Note how many lines hold the string "AUTO" and give that number without any other words.

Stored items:
■ ■ ■ ■ ■ ■ ■
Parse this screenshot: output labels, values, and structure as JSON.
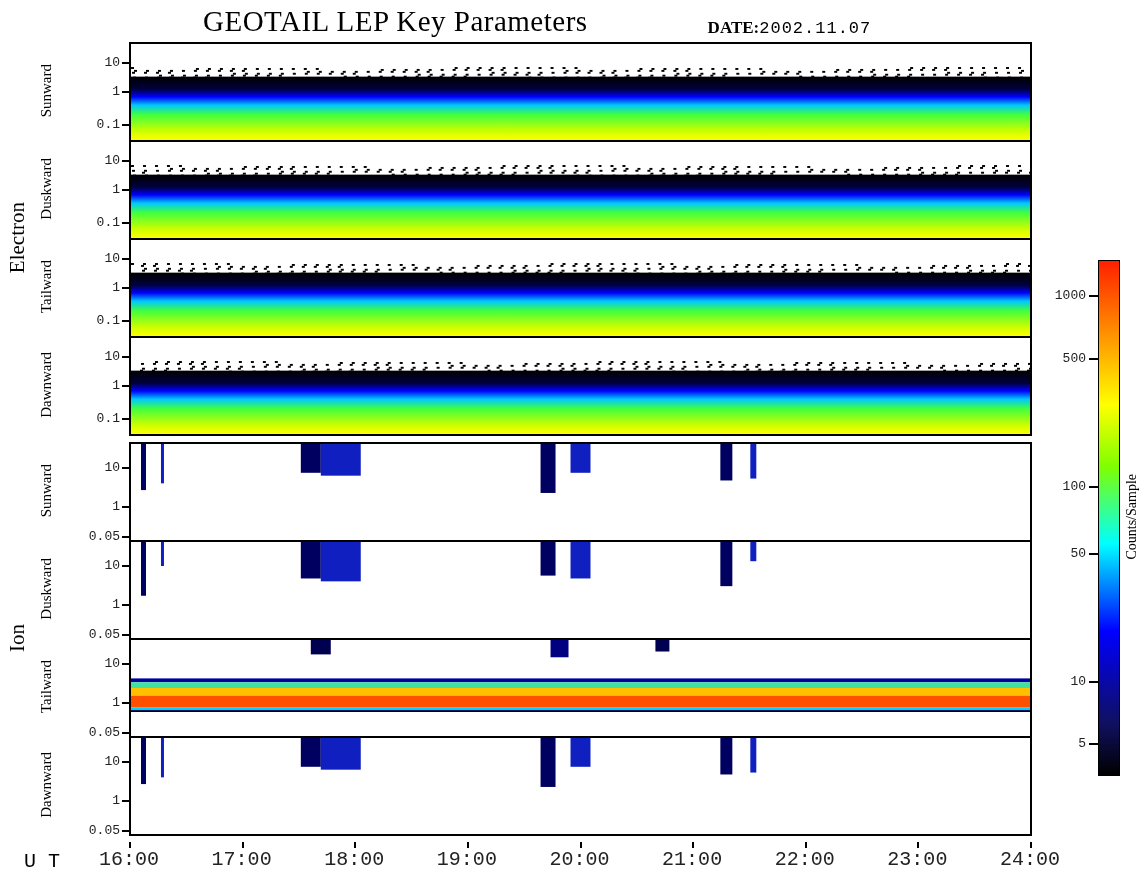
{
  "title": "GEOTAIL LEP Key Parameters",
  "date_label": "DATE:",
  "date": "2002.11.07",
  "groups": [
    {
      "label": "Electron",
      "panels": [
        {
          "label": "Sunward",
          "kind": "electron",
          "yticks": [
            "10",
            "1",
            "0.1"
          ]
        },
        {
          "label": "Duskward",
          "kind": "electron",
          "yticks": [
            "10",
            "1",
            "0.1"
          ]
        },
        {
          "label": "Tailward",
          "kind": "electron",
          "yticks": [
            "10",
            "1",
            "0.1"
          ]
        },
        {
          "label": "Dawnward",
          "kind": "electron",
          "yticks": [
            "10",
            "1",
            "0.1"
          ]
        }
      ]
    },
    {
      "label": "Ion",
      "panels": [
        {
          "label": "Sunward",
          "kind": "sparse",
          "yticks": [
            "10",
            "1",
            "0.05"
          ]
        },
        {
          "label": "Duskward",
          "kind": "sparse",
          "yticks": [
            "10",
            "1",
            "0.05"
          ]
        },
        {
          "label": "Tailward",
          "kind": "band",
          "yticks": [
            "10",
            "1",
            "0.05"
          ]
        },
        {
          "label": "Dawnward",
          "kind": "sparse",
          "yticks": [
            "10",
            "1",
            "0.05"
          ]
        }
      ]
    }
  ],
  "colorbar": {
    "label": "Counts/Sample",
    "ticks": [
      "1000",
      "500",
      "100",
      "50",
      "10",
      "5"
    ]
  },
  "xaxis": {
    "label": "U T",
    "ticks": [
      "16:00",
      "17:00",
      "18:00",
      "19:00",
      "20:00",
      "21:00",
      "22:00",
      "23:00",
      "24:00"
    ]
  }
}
■ ■ ■ ■ ■ ■ ■
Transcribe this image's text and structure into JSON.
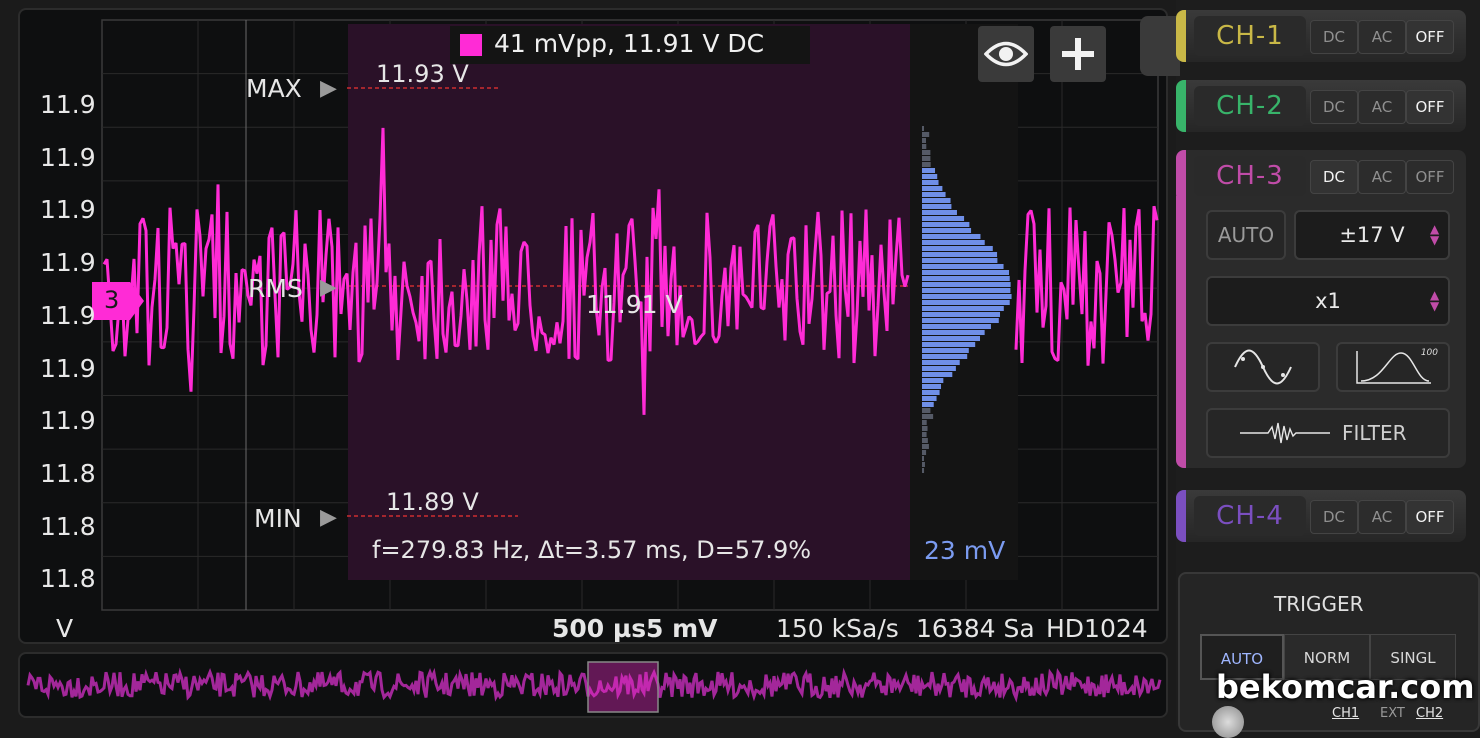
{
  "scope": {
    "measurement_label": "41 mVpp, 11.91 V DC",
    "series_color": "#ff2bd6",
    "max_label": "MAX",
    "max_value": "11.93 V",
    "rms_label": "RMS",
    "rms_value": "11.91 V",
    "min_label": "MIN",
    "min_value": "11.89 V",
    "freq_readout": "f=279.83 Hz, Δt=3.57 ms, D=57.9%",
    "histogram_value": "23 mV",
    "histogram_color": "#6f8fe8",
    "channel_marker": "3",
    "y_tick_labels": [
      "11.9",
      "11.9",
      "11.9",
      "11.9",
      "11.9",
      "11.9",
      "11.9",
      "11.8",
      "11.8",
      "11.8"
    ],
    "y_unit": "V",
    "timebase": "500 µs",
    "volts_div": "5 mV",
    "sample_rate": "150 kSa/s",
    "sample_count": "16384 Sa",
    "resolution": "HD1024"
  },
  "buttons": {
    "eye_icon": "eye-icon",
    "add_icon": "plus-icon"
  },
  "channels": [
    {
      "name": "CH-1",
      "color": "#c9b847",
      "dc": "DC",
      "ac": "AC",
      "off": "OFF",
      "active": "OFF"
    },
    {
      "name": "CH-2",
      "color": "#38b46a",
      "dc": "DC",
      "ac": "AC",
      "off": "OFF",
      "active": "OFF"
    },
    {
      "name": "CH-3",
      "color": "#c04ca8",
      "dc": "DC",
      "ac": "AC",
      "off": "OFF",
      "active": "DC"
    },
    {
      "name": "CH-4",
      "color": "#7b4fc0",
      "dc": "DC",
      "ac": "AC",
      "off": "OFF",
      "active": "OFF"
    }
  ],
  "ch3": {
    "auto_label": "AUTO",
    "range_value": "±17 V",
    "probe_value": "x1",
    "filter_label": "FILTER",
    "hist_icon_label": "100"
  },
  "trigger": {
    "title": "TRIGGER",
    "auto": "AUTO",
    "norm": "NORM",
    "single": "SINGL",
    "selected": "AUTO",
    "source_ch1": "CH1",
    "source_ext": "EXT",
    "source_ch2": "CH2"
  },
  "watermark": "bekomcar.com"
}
■ ■ ■ ■ ■ ■ ■
**EXPECTED ANSWER:**
3